[Stored data]
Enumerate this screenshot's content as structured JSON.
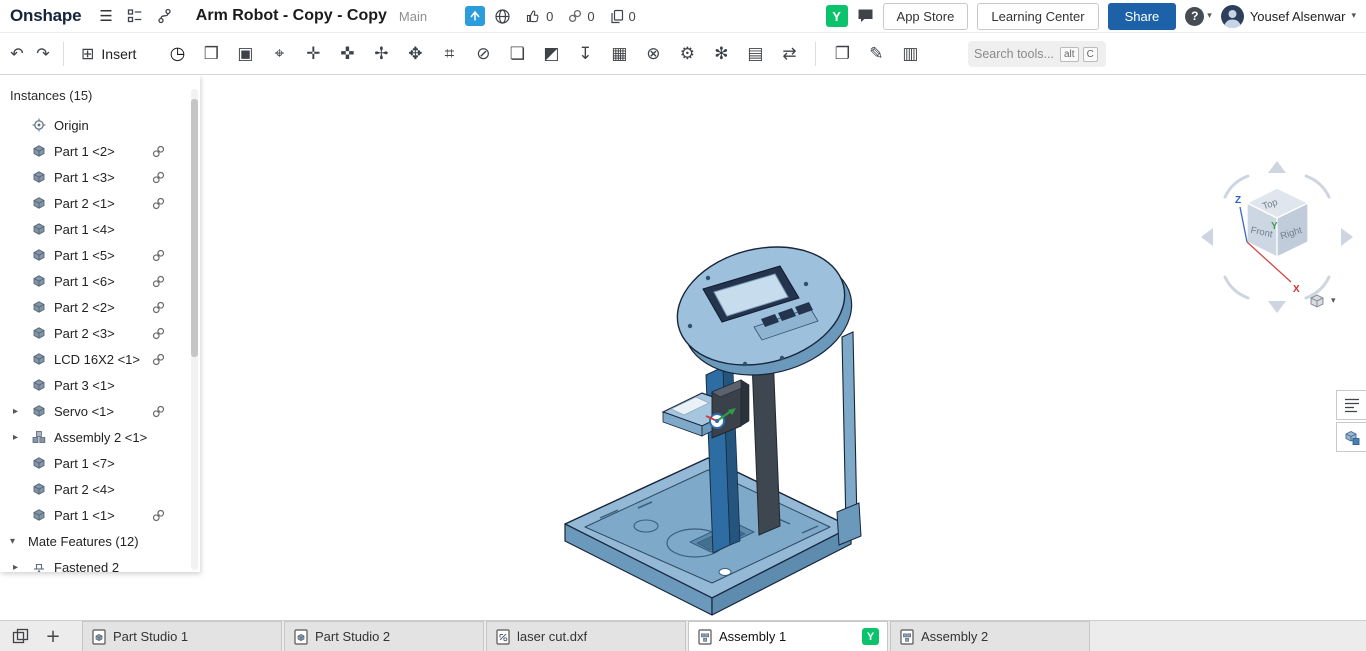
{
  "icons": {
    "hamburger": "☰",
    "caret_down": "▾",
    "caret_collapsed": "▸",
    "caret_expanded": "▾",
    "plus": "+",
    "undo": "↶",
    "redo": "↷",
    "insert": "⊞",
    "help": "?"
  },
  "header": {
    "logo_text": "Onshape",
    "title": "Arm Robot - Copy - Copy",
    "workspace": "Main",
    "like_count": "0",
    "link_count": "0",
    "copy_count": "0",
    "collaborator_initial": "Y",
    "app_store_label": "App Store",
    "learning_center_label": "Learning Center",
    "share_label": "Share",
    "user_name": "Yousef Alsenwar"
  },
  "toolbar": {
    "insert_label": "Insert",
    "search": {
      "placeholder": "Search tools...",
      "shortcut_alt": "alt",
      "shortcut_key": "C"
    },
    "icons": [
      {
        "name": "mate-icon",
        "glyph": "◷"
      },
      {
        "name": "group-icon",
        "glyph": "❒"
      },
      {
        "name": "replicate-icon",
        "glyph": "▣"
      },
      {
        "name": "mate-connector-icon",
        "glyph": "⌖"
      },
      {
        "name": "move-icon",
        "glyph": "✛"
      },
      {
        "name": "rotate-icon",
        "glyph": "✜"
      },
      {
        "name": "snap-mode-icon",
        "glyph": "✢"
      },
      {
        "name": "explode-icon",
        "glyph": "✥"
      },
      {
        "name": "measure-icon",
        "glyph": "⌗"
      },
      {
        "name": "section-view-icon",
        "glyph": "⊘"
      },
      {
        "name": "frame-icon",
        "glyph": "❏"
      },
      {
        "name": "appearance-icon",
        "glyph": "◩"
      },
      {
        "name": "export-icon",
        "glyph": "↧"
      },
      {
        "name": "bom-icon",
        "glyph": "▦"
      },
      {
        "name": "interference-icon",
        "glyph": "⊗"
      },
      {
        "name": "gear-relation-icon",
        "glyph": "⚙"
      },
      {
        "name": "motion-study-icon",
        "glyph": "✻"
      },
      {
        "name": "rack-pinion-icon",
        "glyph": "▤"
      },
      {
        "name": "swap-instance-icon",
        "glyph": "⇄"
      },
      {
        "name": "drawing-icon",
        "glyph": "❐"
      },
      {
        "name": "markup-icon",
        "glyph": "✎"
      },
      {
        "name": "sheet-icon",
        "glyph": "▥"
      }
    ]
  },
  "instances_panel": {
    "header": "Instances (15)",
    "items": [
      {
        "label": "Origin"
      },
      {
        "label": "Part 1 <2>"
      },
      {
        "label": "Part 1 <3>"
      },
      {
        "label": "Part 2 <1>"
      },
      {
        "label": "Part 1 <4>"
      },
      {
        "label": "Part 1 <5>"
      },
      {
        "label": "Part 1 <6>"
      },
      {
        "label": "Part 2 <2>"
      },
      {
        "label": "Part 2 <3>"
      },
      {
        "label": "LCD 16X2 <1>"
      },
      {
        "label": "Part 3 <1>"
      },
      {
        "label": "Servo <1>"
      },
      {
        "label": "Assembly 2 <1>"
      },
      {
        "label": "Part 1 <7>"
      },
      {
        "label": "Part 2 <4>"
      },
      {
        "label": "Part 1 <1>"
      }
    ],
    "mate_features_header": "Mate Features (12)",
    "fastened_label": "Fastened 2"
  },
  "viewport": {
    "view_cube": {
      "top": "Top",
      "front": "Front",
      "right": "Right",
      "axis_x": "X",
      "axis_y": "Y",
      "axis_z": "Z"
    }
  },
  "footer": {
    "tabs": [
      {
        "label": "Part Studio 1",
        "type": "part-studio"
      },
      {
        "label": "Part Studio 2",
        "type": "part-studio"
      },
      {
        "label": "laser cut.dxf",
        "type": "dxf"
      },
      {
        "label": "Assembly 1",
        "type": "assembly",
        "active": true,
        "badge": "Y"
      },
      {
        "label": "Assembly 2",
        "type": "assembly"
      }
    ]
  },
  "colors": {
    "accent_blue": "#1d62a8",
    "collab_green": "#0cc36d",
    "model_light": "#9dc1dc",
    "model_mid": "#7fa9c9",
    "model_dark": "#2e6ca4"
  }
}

* * *

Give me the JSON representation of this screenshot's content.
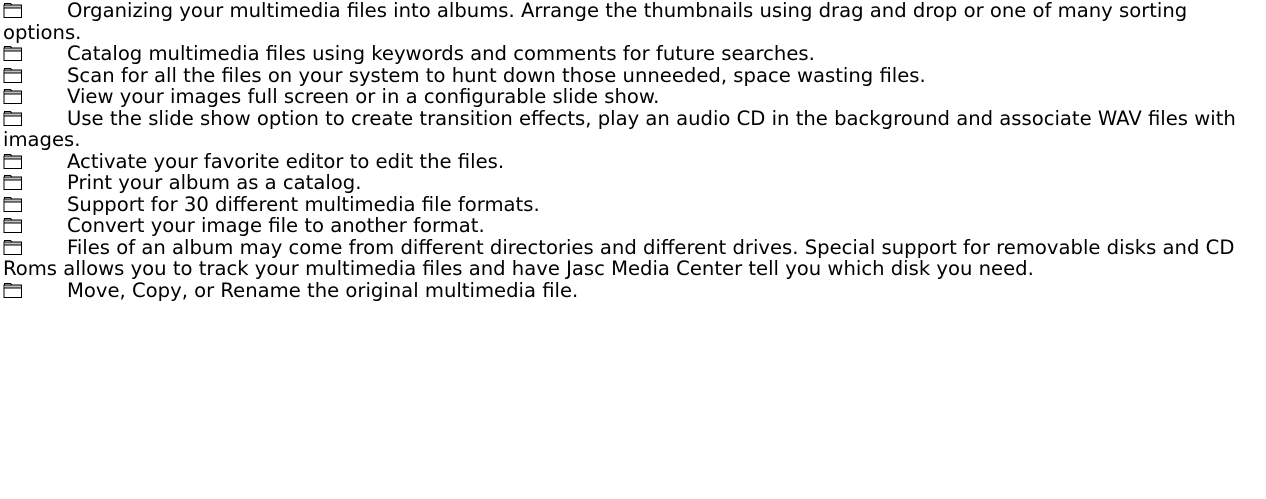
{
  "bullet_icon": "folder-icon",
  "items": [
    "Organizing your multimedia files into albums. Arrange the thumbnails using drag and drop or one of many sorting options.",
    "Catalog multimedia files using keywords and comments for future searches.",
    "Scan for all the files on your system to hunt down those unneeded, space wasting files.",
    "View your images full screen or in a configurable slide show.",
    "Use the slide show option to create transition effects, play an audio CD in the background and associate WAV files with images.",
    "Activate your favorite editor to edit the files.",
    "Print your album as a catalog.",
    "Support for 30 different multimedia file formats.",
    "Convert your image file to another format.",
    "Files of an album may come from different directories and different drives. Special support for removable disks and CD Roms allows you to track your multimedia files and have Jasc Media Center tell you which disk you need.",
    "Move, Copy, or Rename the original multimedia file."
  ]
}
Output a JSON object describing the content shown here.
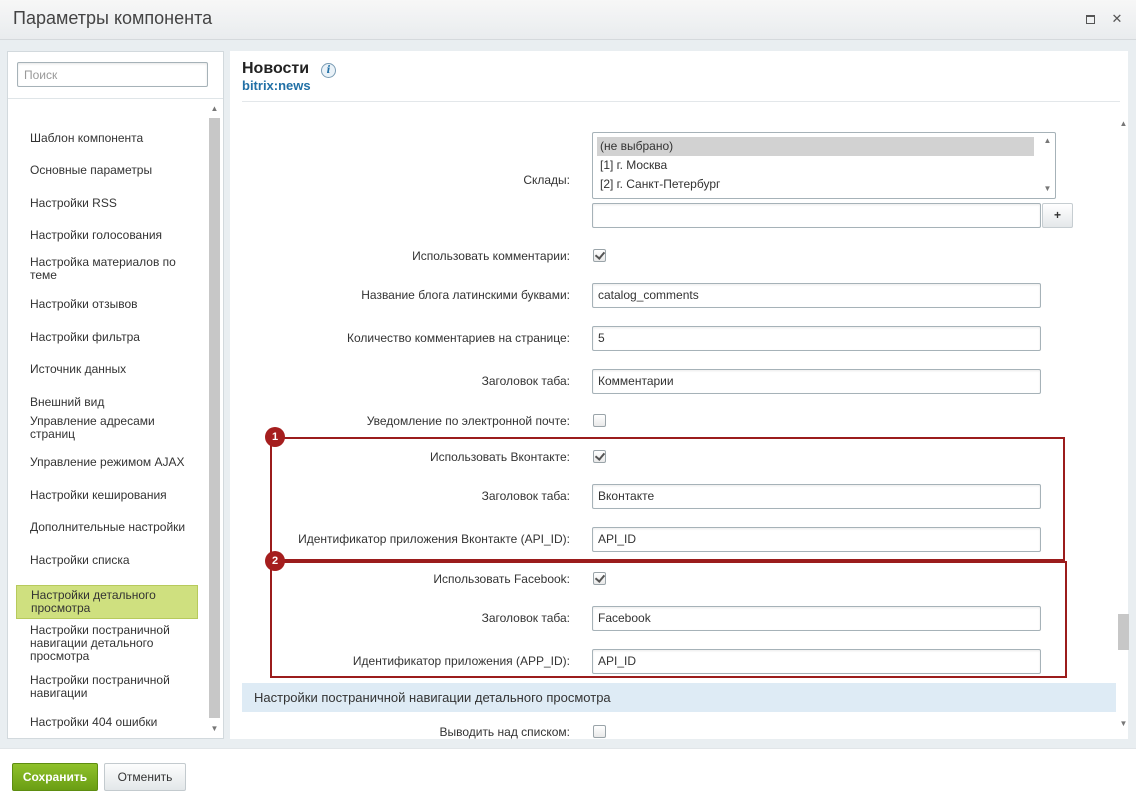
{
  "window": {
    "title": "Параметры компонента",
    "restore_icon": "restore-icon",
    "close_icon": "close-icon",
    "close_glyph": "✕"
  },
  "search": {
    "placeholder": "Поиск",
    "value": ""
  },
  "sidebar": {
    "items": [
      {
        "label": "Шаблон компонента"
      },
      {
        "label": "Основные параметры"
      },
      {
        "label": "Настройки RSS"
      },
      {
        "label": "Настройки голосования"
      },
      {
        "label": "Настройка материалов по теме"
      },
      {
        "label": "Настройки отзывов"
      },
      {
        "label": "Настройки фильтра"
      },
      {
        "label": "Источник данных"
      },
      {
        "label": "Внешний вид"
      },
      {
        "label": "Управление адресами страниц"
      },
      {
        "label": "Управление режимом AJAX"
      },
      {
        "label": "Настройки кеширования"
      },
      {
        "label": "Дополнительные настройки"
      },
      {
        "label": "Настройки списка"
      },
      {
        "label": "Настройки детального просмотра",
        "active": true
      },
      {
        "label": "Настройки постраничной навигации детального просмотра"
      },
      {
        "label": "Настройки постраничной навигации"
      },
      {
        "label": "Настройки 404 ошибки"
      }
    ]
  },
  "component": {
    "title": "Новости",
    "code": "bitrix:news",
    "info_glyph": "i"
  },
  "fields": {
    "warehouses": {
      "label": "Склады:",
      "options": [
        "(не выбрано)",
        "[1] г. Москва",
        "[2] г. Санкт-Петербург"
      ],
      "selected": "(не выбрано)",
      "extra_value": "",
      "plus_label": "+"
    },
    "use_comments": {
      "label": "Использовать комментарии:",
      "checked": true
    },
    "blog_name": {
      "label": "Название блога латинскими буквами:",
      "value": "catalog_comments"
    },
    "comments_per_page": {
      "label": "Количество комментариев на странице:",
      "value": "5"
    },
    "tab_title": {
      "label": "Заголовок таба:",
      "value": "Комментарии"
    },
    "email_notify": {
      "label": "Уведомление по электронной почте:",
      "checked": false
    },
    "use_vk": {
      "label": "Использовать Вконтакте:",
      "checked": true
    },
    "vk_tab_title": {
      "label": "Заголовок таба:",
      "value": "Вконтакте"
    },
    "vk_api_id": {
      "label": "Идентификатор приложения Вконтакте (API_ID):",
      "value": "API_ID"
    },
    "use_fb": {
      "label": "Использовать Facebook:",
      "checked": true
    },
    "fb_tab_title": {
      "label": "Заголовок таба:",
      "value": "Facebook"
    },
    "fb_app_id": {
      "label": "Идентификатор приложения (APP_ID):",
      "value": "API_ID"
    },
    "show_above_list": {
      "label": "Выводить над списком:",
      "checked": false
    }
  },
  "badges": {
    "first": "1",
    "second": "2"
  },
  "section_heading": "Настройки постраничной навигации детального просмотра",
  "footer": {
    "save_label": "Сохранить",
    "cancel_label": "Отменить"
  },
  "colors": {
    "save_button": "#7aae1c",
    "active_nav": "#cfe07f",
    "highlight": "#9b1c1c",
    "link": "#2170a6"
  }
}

INSTRUCTION = Only the number is wanted: how many lines in the data include the word "постраничной"?

TASK SOLUTION = 3